AIM OF THE EXERCISE: Using the listing below, report all lines holding the word "CATAATAATACTTCTTACATTGAACATAATCCAAAGTTATTTCTCGGACCTTTTAAAGTTACCGCACAGATATATACTCTATTAATTCCAATAACTACCA".

== == ==

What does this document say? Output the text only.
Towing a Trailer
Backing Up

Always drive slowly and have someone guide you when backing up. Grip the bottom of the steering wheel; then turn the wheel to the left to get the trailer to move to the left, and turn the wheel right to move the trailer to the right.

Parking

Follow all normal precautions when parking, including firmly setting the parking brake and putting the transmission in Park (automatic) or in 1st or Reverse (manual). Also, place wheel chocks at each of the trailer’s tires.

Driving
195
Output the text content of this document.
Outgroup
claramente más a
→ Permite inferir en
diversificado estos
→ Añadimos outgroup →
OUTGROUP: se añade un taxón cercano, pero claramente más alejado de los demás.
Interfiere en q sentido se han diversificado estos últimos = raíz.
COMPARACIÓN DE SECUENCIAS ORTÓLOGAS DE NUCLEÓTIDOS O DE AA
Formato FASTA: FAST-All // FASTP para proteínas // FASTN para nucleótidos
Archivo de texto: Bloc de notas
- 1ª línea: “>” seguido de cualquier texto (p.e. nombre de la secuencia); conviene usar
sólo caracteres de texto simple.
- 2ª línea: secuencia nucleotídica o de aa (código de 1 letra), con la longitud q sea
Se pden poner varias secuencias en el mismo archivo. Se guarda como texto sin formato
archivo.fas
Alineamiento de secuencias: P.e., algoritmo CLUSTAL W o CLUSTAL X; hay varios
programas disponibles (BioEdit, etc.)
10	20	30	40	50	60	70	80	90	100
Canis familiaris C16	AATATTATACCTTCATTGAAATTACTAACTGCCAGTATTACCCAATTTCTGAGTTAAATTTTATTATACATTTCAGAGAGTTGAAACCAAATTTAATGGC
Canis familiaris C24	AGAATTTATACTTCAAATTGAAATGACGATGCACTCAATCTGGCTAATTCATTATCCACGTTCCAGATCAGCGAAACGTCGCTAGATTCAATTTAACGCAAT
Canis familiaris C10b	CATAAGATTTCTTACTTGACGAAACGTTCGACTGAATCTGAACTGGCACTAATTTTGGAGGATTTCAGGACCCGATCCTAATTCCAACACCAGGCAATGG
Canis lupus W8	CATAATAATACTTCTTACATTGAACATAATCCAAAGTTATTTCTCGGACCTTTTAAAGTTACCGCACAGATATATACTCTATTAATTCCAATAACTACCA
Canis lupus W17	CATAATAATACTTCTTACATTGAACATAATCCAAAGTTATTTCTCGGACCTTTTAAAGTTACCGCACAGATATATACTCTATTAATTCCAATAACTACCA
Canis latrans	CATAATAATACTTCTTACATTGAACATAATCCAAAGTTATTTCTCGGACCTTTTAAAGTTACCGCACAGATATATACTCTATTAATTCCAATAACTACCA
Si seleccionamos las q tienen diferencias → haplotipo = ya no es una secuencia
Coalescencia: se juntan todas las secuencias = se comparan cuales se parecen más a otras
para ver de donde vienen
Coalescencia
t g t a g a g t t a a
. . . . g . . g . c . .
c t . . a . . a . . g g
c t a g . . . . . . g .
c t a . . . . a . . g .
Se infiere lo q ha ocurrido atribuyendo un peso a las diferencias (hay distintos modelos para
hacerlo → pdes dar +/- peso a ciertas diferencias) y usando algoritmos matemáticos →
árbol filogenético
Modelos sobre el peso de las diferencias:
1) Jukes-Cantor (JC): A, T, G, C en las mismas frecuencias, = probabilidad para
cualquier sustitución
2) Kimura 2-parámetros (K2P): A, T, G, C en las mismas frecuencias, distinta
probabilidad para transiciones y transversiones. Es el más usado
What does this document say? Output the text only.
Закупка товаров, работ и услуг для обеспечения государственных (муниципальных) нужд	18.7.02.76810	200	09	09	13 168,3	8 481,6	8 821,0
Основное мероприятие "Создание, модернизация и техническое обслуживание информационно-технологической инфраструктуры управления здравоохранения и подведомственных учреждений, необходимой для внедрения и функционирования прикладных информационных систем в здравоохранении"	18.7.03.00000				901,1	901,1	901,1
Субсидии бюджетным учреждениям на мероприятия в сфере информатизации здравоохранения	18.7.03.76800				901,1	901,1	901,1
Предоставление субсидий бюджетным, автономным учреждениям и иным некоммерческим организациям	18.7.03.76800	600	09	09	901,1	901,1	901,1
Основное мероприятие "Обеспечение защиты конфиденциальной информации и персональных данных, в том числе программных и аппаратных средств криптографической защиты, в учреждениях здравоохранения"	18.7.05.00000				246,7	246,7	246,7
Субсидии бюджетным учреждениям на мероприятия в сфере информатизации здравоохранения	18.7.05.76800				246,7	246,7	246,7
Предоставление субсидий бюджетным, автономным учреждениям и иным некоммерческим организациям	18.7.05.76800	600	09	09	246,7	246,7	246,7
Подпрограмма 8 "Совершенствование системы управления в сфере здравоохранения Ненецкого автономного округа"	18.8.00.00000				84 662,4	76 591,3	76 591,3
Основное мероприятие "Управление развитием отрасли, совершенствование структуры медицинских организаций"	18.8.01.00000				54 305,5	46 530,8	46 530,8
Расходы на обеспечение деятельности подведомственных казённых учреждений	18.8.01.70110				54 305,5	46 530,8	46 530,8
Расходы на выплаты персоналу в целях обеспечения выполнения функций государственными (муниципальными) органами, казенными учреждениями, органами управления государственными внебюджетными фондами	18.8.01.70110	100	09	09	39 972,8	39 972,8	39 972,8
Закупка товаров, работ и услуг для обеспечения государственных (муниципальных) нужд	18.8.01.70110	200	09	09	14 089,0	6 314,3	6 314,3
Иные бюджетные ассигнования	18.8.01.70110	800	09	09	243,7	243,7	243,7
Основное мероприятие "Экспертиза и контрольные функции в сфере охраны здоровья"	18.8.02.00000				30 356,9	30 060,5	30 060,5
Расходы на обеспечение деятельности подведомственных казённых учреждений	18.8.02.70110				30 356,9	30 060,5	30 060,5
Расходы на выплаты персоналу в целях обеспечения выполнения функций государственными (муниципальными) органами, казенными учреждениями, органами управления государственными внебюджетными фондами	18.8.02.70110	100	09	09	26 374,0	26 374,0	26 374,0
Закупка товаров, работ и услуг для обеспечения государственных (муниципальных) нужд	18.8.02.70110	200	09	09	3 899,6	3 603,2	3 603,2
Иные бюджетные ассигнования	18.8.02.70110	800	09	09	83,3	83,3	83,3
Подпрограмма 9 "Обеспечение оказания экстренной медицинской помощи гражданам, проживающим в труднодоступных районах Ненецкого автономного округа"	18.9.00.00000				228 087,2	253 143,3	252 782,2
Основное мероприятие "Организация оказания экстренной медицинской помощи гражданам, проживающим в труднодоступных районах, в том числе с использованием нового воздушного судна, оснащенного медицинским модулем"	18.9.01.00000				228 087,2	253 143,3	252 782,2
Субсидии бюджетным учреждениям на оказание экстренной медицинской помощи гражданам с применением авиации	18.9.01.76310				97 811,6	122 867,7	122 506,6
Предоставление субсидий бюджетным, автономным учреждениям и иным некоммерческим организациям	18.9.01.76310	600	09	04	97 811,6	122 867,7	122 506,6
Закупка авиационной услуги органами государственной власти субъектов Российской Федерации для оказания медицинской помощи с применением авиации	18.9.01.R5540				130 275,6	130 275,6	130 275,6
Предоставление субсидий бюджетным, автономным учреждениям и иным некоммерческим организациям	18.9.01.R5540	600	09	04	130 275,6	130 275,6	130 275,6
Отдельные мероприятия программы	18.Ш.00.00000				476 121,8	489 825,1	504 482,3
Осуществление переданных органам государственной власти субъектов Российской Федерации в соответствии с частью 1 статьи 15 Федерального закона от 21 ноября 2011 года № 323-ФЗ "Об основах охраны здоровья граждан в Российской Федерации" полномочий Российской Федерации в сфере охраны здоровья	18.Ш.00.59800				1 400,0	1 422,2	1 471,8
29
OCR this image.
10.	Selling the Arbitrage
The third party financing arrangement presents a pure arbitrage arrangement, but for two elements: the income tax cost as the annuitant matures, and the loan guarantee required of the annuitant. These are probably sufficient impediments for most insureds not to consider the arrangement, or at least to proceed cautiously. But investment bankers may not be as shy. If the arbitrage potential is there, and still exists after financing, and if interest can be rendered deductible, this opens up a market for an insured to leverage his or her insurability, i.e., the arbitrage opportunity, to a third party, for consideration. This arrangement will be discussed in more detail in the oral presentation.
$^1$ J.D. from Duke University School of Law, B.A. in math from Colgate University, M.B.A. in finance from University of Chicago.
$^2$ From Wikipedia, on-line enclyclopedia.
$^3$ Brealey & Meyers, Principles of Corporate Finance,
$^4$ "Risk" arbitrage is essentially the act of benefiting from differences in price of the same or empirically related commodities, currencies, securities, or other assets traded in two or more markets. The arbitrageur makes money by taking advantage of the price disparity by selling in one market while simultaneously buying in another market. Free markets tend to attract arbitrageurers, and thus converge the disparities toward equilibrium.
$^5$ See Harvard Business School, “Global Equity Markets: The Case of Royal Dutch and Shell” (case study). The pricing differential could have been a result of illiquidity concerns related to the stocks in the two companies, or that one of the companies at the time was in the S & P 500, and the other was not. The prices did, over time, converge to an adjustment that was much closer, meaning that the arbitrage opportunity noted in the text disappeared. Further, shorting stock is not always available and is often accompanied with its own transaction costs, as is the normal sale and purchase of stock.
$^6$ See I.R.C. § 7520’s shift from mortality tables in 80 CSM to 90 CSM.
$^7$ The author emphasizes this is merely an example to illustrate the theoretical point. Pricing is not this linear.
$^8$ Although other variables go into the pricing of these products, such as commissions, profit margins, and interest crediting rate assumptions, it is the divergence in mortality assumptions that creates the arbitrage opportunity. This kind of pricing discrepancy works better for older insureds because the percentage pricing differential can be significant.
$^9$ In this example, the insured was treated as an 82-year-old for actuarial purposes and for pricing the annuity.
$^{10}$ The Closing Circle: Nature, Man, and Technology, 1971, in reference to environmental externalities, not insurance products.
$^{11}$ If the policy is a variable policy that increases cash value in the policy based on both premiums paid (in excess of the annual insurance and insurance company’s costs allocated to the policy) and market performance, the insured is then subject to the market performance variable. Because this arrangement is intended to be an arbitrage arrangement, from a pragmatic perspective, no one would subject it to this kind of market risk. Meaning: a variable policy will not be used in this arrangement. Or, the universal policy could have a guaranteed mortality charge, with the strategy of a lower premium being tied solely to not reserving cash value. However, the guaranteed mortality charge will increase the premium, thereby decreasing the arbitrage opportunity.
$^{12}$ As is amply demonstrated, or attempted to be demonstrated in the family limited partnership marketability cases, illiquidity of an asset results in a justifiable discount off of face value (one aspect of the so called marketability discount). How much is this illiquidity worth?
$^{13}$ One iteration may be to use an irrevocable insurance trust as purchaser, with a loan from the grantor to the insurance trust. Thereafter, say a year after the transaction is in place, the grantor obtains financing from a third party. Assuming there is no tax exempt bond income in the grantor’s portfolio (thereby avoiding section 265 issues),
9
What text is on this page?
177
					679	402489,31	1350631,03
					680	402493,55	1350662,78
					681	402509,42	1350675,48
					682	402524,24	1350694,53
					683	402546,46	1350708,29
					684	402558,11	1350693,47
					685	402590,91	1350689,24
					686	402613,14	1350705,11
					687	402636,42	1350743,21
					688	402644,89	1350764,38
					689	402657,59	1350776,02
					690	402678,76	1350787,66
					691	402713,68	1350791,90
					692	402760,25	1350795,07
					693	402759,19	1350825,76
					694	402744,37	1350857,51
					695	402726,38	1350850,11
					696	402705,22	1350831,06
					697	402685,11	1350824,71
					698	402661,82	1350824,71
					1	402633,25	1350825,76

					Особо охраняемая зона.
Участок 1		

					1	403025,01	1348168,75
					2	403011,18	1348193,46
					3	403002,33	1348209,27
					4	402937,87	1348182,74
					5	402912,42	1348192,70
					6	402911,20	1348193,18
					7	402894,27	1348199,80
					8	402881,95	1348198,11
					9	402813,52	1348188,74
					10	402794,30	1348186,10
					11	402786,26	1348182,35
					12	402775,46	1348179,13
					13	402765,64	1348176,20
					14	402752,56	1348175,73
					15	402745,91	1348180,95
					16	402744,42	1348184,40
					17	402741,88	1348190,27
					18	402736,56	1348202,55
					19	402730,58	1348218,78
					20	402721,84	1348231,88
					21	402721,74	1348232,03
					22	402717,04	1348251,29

== == ==

PROBLEM SOLUTION:
Canis lupus W8	CATAATAATACTTCTTACATTGAACATAATCCAAAGTTATTTCTCGGACCTTTTAAAGTTACCGCACAGATATATACTCTATTAATTCCAATAACTACCA
Canis lupus W17	CATAATAATACTTCTTACATTGAACATAATCCAAAGTTATTTCTCGGACCTTTTAAAGTTACCGCACAGATATATACTCTATTAATTCCAATAACTACCA
Canis latrans	CATAATAATACTTCTTACATTGAACATAATCCAAAGTTATTTCTCGGACCTTTTAAAGTTACCGCACAGATATATACTCTATTAATTCCAATAACTACCA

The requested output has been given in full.